[抜粋]

東洋史観による「人を選ぶ」

運が上昇している時の友人知人と、
下落しているときの友人知人というのは異なります。

第六感で「イヤだな」という友人知人は、
情に負けることなく距離を置くことが大事です。

 

例えば配偶者の友人知人で「ちょっとどうかな」という人がいる場合、
一般的には配偶者の友人知人にまで口出しをする妻は悪妻と言われたりしますが、
実際には客観的にリスクのある人間関係にアラームを鳴らす良妻であったりします。

 

これは医者の選び方でも同じです。
なんとなく「イヤだな」と感じる病院や医者には身をまかせるべきではないし、
コンサルタントなどでも、イヤな感じがする人は使うべきではありません。

 

学校や会社などでも同じです。
いくら偏差値が高い名門校でも、学園祭などに行ってみて違和感を感じるとか圧迫感を感じるような学校は、おそらく合わない学校ですし、
いくら伸びている会社であっても、どこかだらしなさを感じる会社というのは入った後で困難さを感じることになりがちです。

 

「第六感で判断したこと」
というのは、多くの場合、まわりからは我儘だとか自分勝手だとかいう誹りを受けたりしますが、
そういうことに惑わされることなく思いを貫くことが大事です。

 

一般的にダメな扱いを受ける性質として、
「神経質」とか「寡黙」とか「我儘」というのがありますが、
実はこれは成功者の三要素であるともいえます。

 

神経質であるということは、
わずかの変化に目ざとく気づき、
細かいことへの観察力に優れた人であり、
周囲をよくみている人であるということです。

[作業項目] 人を選ぶことを述べた抜粋を、一字も変えずに最初から最後まで書き写すこと。 資料は抜粋とは別の出典から取ったものである。

[提供資料]
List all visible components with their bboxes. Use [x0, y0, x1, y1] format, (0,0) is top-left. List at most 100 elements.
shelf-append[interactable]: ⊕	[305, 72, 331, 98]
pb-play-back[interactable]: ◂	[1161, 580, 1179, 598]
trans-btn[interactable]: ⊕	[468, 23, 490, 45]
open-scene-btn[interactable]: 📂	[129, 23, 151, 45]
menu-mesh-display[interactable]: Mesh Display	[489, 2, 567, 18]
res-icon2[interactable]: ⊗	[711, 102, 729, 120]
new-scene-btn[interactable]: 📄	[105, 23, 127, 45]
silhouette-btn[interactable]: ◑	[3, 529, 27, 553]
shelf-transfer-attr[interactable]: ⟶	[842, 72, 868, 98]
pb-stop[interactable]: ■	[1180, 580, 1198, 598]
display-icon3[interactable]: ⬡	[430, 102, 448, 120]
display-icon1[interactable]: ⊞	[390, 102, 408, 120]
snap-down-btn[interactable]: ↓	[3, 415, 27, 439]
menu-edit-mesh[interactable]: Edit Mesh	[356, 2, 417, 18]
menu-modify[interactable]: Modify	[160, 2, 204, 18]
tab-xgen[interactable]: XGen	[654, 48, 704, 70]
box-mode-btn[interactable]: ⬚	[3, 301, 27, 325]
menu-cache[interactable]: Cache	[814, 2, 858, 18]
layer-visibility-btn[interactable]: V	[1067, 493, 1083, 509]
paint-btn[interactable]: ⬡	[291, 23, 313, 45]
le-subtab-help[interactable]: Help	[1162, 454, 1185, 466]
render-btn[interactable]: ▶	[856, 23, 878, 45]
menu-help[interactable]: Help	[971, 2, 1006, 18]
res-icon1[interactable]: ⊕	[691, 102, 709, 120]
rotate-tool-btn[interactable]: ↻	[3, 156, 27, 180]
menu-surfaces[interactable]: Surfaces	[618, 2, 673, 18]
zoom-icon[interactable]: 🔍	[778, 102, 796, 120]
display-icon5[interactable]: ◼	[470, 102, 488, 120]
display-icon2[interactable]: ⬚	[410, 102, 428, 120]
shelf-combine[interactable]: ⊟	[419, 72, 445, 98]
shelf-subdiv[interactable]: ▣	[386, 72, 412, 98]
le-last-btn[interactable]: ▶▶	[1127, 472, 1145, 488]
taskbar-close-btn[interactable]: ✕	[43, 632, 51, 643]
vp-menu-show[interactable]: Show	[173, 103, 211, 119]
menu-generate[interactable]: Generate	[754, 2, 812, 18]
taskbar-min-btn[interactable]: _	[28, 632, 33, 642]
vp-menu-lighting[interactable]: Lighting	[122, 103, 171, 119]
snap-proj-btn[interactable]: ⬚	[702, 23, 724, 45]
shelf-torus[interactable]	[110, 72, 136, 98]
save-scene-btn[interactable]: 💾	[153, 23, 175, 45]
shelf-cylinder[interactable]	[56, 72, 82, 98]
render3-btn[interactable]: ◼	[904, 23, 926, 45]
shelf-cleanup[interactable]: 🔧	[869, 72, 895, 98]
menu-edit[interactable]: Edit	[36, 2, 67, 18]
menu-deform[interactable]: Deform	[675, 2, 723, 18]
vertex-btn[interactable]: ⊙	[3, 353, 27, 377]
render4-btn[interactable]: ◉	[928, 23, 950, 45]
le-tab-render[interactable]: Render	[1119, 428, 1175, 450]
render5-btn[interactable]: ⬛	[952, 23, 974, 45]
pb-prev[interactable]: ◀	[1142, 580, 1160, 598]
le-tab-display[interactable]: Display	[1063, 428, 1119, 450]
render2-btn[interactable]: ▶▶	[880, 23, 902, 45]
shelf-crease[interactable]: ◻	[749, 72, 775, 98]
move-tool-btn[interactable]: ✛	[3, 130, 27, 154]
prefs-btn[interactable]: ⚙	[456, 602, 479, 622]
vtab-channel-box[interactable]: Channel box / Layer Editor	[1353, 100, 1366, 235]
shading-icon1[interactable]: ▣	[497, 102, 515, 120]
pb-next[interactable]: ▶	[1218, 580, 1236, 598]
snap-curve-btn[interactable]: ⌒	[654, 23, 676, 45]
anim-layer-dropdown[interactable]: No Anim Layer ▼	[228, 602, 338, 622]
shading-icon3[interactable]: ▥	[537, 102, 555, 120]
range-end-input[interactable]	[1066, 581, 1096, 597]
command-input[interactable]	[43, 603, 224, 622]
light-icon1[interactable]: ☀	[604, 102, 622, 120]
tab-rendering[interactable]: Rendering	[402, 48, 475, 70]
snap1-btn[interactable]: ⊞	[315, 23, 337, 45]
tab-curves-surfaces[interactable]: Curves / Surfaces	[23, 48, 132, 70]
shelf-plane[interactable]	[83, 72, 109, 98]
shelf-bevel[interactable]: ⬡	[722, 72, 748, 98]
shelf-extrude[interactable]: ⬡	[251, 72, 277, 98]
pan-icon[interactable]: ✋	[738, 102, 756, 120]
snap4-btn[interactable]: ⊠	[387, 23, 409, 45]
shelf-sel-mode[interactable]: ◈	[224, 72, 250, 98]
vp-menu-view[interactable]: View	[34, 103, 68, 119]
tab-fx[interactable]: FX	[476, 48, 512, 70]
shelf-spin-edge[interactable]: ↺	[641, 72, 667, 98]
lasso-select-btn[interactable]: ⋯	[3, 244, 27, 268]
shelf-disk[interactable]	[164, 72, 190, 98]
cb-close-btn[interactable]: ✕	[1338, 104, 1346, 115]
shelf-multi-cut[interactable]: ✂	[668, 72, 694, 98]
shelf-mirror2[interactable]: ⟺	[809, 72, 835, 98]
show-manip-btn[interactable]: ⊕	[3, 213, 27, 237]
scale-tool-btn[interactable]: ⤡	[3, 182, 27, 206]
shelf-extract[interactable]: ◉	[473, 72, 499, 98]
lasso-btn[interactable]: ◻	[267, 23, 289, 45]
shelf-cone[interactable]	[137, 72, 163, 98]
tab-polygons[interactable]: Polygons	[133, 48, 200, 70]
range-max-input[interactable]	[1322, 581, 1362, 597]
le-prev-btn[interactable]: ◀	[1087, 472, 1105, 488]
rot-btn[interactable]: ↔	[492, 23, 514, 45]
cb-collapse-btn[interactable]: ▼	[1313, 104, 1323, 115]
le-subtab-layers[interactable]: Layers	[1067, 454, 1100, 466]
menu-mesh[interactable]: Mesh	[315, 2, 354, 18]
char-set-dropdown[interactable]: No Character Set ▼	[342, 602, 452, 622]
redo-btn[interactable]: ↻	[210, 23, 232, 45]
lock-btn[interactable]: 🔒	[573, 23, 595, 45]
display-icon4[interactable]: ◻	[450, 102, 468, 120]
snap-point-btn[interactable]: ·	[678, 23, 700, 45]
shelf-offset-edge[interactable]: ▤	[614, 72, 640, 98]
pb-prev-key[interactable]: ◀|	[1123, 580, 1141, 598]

[完成解答]
東洋史観による「人を選ぶ」

運が上昇している時の友人知人と、
下落しているときの友人知人というのは異なります。

第六感で「イヤだな」という友人知人は、
情に負けることなく距離を置くことが大事です。

 

例えば配偶者の友人知人で「ちょっとどうかな」という人がいる場合、
一般的には配偶者の友人知人にまで口出しをする妻は悪妻と言われたりしますが、
実際には客観的にリスクのある人間関係にアラームを鳴らす良妻であったりします。

 

これは医者の選び方でも同じです。
なんとなく「イヤだな」と感じる病院や医者には身をまかせるべきではないし、
コンサルタントなどでも、イヤな感じがする人は使うべきではありません。

 

学校や会社などでも同じです。
いくら偏差値が高い名門校でも、学園祭などに行ってみて違和感を感じるとか圧迫感を感じるような学校は、おそらく合わない学校ですし、
いくら伸びている会社であっても、どこかだらしなさを感じる会社というのは入った後で困難さを感じることになりがちです。

 

「第六感で判断したこと」
というのは、多くの場合、まわりからは我儘だとか自分勝手だとかいう誹りを受けたりしますが、
そういうことに惑わされることなく思いを貫くことが大事です。

 

一般的にダメな扱いを受ける性質として、
「神経質」とか「寡黙」とか「我儘」というのがありますが、
実はこれは成功者の三要素であるともいえます。

 

神経質であるということは、
わずかの変化に目ざとく気づき、
細かいことへの観察力に優れた人であり、
周囲をよくみている人であるということです。